Select all lines in the records that include "ylabel".

§ §

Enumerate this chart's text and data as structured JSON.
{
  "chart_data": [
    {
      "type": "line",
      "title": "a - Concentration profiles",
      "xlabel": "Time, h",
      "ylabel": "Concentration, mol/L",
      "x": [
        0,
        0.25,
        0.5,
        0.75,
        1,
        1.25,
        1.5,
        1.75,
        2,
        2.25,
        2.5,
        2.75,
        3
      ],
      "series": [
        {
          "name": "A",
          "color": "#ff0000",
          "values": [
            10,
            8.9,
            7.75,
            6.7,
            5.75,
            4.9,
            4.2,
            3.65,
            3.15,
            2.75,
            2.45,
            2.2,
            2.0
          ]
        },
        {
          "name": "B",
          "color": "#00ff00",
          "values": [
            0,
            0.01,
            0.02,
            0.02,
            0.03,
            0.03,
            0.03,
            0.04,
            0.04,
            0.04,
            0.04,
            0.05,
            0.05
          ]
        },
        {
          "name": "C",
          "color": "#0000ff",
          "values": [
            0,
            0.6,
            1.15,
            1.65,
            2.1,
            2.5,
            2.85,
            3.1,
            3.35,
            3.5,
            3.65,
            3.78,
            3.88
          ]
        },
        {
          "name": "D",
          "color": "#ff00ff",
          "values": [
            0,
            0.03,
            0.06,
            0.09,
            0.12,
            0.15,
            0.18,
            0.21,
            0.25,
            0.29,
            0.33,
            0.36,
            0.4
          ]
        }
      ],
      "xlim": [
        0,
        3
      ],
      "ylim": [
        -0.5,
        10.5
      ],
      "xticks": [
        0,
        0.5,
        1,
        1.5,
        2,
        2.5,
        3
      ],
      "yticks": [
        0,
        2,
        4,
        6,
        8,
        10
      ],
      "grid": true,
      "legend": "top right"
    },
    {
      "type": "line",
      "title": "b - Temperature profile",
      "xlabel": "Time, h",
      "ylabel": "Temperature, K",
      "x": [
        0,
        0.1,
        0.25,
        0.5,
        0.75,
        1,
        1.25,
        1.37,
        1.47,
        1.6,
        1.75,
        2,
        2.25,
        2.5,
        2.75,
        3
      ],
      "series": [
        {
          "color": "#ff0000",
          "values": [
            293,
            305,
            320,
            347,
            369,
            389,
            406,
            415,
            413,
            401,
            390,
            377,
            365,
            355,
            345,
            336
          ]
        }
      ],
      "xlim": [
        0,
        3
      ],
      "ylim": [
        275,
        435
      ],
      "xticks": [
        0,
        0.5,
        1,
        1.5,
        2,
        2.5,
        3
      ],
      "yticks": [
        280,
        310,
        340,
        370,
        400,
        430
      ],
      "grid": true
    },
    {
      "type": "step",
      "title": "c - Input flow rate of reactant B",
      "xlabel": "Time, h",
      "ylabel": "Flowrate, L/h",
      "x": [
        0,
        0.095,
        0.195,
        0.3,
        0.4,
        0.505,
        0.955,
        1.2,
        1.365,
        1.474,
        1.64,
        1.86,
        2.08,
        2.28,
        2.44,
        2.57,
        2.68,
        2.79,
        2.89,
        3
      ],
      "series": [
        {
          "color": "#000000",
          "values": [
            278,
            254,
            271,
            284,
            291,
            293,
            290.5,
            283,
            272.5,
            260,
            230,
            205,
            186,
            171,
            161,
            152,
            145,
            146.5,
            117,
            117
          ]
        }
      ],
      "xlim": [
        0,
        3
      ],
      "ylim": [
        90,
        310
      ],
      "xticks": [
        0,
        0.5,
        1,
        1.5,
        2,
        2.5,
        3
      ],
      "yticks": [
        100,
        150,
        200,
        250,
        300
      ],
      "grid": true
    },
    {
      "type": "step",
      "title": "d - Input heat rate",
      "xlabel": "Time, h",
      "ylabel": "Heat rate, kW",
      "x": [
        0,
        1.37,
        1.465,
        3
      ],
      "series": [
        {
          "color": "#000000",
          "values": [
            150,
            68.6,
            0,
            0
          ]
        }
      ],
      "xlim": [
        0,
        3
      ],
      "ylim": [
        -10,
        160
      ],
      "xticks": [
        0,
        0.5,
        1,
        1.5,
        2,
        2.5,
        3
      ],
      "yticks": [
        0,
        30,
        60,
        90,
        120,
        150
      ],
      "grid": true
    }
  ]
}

§ §

| COMPLETE RESPONSE |
      "ylabel": "Concentration, mol/L",
      "ylabel": "Temperature, K",
      "ylabel": "Flowrate, L/h",
      "ylabel": "Heat rate, kW",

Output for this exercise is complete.